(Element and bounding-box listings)

━━━━━━━━━━━━━━━━━━━━━━━━━━━━━━

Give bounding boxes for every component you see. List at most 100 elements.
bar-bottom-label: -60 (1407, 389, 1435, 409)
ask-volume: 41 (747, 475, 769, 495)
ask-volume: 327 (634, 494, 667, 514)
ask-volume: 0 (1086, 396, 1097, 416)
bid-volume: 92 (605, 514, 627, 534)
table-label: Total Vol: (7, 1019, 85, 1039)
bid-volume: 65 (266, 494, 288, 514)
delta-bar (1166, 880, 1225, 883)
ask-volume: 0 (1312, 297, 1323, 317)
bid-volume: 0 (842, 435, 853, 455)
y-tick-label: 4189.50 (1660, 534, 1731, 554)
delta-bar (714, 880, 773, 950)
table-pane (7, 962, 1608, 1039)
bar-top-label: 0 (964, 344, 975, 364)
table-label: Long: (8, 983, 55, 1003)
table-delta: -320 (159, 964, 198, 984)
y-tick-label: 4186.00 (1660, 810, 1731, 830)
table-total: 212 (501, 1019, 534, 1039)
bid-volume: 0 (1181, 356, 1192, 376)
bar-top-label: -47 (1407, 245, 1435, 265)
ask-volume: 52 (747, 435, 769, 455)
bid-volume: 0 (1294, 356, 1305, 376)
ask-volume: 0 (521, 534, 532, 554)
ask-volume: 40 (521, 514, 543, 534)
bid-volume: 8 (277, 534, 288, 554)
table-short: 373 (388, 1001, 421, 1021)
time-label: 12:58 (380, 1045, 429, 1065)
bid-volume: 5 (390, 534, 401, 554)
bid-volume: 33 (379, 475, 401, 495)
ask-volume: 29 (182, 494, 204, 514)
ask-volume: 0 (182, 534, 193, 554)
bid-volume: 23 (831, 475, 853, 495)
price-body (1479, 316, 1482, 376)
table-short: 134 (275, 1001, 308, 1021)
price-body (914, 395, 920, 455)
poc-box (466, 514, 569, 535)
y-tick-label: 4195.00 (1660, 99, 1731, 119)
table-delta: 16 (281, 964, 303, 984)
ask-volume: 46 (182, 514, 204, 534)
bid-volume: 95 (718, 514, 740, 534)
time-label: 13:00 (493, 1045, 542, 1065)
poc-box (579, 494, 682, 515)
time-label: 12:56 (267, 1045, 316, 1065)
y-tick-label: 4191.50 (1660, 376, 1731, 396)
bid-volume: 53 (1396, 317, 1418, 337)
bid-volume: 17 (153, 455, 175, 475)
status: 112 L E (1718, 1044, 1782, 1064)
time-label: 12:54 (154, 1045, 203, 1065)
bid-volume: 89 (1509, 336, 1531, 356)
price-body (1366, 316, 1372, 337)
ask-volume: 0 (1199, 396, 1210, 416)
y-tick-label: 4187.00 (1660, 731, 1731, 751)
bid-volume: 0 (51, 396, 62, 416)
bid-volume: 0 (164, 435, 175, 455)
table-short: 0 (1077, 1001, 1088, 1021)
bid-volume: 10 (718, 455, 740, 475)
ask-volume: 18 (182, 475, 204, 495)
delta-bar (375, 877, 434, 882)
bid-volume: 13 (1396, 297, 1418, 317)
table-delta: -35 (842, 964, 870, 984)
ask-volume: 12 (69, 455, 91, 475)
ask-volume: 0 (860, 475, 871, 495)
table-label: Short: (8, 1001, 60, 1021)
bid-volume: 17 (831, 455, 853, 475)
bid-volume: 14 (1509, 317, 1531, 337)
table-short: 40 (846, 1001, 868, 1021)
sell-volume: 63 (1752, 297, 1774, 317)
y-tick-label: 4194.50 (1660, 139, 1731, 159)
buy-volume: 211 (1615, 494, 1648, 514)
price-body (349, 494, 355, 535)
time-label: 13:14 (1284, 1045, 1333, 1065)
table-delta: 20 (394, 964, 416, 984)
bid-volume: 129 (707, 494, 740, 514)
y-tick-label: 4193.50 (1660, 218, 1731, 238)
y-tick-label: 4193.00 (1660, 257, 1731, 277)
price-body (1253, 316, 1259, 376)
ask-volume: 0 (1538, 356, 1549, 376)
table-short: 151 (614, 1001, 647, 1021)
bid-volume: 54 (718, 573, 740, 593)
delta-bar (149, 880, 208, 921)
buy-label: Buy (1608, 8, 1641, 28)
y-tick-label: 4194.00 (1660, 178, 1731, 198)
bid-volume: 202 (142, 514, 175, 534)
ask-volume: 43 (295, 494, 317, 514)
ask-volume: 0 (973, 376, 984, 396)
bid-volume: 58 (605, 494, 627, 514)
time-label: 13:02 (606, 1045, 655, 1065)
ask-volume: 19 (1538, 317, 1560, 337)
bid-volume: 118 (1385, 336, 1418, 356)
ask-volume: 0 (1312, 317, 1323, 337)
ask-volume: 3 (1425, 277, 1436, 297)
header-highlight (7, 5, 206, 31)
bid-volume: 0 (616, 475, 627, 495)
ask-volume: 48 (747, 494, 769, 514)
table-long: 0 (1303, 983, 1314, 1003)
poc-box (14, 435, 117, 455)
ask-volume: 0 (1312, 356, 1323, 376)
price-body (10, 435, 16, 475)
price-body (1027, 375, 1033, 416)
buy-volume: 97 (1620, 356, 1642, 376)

━━━━━━━━━━━━━━━━━━━━━━━━━━━━━━

» What is asked: Return the lines of the listing from its first line through the line containing "ask-volume: 52 (747, 435, 769, 455)", including both ends, reproducing each one verbatim.

» Response:
Give bounding boxes for every component you see. List at most 100 elements.
bar-bottom-label: -60 (1407, 389, 1435, 409)
ask-volume: 41 (747, 475, 769, 495)
ask-volume: 327 (634, 494, 667, 514)
ask-volume: 0 (1086, 396, 1097, 416)
bid-volume: 92 (605, 514, 627, 534)
table-label: Total Vol: (7, 1019, 85, 1039)
bid-volume: 65 (266, 494, 288, 514)
delta-bar (1166, 880, 1225, 883)
ask-volume: 0 (1312, 297, 1323, 317)
bid-volume: 0 (842, 435, 853, 455)
y-tick-label: 4189.50 (1660, 534, 1731, 554)
delta-bar (714, 880, 773, 950)
table-pane (7, 962, 1608, 1039)
bar-top-label: 0 (964, 344, 975, 364)
table-label: Long: (8, 983, 55, 1003)
table-delta: -320 (159, 964, 198, 984)
y-tick-label: 4186.00 (1660, 810, 1731, 830)
table-total: 212 (501, 1019, 534, 1039)
bid-volume: 0 (1181, 356, 1192, 376)
bar-top-label: -47 (1407, 245, 1435, 265)
ask-volume: 52 (747, 435, 769, 455)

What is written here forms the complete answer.